**Work to be completed:**
Could every line of the data be printed exactly as it reads?

[Data records]
╔══

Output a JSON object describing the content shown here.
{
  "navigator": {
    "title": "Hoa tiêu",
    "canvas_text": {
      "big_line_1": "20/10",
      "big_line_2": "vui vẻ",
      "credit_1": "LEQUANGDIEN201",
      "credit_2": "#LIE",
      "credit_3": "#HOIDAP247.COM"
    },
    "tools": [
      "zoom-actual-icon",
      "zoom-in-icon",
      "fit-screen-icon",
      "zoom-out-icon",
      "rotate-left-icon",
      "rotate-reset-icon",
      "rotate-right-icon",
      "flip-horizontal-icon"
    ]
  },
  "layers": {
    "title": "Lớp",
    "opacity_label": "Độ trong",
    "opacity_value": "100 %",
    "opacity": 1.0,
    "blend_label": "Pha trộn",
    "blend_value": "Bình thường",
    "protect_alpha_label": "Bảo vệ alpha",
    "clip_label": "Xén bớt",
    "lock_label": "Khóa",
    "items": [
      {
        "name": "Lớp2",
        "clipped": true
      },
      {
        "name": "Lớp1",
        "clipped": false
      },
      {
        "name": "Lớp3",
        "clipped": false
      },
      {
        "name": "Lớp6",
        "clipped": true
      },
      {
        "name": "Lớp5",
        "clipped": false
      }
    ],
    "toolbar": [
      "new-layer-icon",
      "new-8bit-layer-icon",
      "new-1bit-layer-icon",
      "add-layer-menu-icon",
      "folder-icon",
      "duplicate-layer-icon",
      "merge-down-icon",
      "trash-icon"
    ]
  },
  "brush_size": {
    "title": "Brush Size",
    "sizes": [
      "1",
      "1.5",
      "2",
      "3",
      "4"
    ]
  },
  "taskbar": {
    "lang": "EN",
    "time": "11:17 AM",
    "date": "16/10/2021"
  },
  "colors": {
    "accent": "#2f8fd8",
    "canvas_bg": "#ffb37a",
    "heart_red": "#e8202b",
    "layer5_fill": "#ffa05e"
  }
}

╚══

**Worked answer:**
Output a JSON object describing the content shown here.
{
  "navigator": {
    "title": "Hoa tiêu",
    "canvas_text": {
      "big_line_1": "20/10",
      "big_line_2": "vui vẻ",
      "credit_1": "LEQUANGDIEN201",
      "credit_2": "#LIE",
      "credit_3": "#HOIDAP247.COM"
    },
    "tools": [
      "zoom-actual-icon",
      "zoom-in-icon",
      "fit-screen-icon",
      "zoom-out-icon",
      "rotate-left-icon",
      "rotate-reset-icon",
      "rotate-right-icon",
      "flip-horizontal-icon"
    ]
  },
  "layers": {
    "title": "Lớp",
    "opacity_label": "Độ trong",
    "opacity_value": "100 %",
    "opacity": 1.0,
    "blend_label": "Pha trộn",
    "blend_value": "Bình thường",
    "protect_alpha_label": "Bảo vệ alpha",
    "clip_label": "Xén bớt",
    "lock_label": "Khóa",
    "items": [
      {
        "name": "Lớp2",
        "clipped": true
      },
      {
        "name": "Lớp1",
        "clipped": false
      },
      {
        "name": "Lớp3",
        "clipped": false
      },
      {
        "name": "Lớp6",
        "clipped": true
      },
      {
        "name": "Lớp5",
        "clipped": false
      }
    ],
    "toolbar": [
      "new-layer-icon",
      "new-8bit-layer-icon",
      "new-1bit-layer-icon",
      "add-layer-menu-icon",
      "folder-icon",
      "duplicate-layer-icon",
      "merge-down-icon",
      "trash-icon"
    ]
  },
  "brush_size": {
    "title": "Brush Size",
    "sizes": [
      "1",
      "1.5",
      "2",
      "3",
      "4"
    ]
  },
  "taskbar": {
    "lang": "EN",
    "time": "11:17 AM",
    "date": "16/10/2021"
  },
  "colors": {
    "accent": "#2f8fd8",
    "canvas_bg": "#ffb37a",
    "heart_red": "#e8202b",
    "layer5_fill": "#ffa05e"
  }
}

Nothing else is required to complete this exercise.